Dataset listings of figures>
....

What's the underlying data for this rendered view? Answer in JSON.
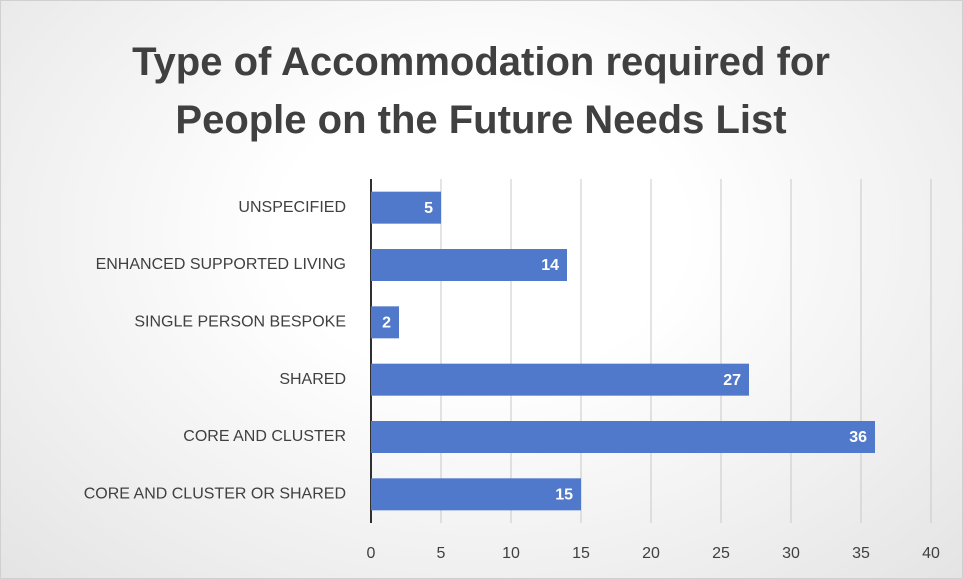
{
  "chart_data": {
    "type": "bar",
    "orientation": "horizontal",
    "title": "Type of Accommodation required for People on the Future Needs List",
    "categories": [
      "UNSPECIFIED",
      "ENHANCED SUPPORTED LIVING",
      "SINGLE PERSON BESPOKE",
      "SHARED",
      "CORE AND CLUSTER",
      "CORE AND CLUSTER OR SHARED"
    ],
    "values": [
      5,
      14,
      2,
      27,
      36,
      15
    ],
    "color": "#5079cb",
    "xlim": [
      0,
      40
    ],
    "xticks": [
      0,
      5,
      10,
      15,
      20,
      25,
      30,
      35,
      40
    ],
    "grid": true
  }
}
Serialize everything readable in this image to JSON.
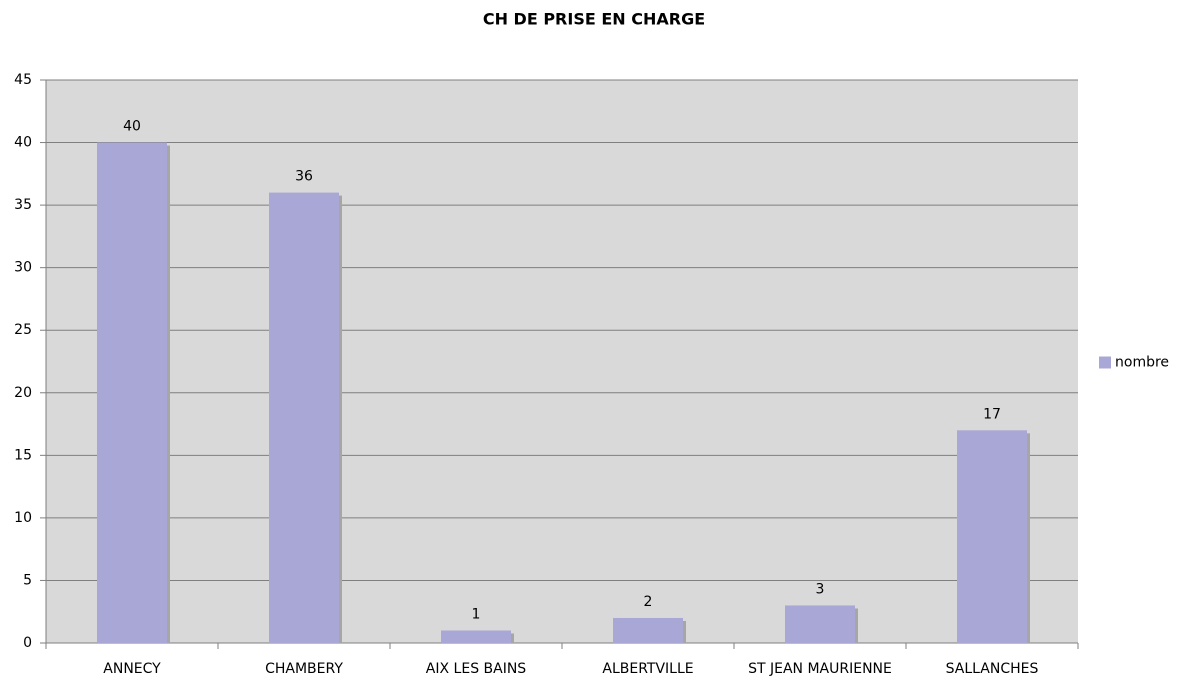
{
  "chart_data": {
    "type": "bar",
    "title": "CH DE PRISE EN CHARGE",
    "categories": [
      "ANNECY",
      "CHAMBERY",
      "AIX LES BAINS",
      "ALBERTVILLE",
      "ST JEAN MAURIENNE",
      "SALLANCHES"
    ],
    "series": [
      {
        "name": "nombre",
        "color": "#a9a7d6",
        "values": [
          40,
          36,
          1,
          2,
          3,
          17
        ]
      }
    ],
    "ylim": [
      0,
      45
    ],
    "yticks": [
      0,
      5,
      10,
      15,
      20,
      25,
      30,
      35,
      40,
      45
    ],
    "grid": true,
    "legend": "right"
  }
}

....

What is needed> Return the material word for word. Pictures are not part of the copy.

Solution to this task>
What's the underlying data for this rendered view? Answer in JSON.
{
  "chart_data": {
    "type": "bar",
    "orientation": "horizontal",
    "title": "Type of Accommodation required for People on the Future Needs List",
    "categories": [
      "UNSPECIFIED",
      "ENHANCED SUPPORTED LIVING",
      "SINGLE PERSON BESPOKE",
      "SHARED",
      "CORE AND CLUSTER",
      "CORE AND CLUSTER OR SHARED"
    ],
    "values": [
      5,
      14,
      2,
      27,
      36,
      15
    ],
    "color": "#5079cb",
    "xlim": [
      0,
      40
    ],
    "xticks": [
      0,
      5,
      10,
      15,
      20,
      25,
      30,
      35,
      40
    ],
    "grid": true
  }
}
Serialize everything readable in this image to JSON.
{
  "chart_data": {
    "type": "bar",
    "title": "CH DE PRISE EN CHARGE",
    "categories": [
      "ANNECY",
      "CHAMBERY",
      "AIX LES BAINS",
      "ALBERTVILLE",
      "ST JEAN MAURIENNE",
      "SALLANCHES"
    ],
    "series": [
      {
        "name": "nombre",
        "color": "#a9a7d6",
        "values": [
          40,
          36,
          1,
          2,
          3,
          17
        ]
      }
    ],
    "ylim": [
      0,
      45
    ],
    "yticks": [
      0,
      5,
      10,
      15,
      20,
      25,
      30,
      35,
      40,
      45
    ],
    "grid": true,
    "legend": "right"
  }
}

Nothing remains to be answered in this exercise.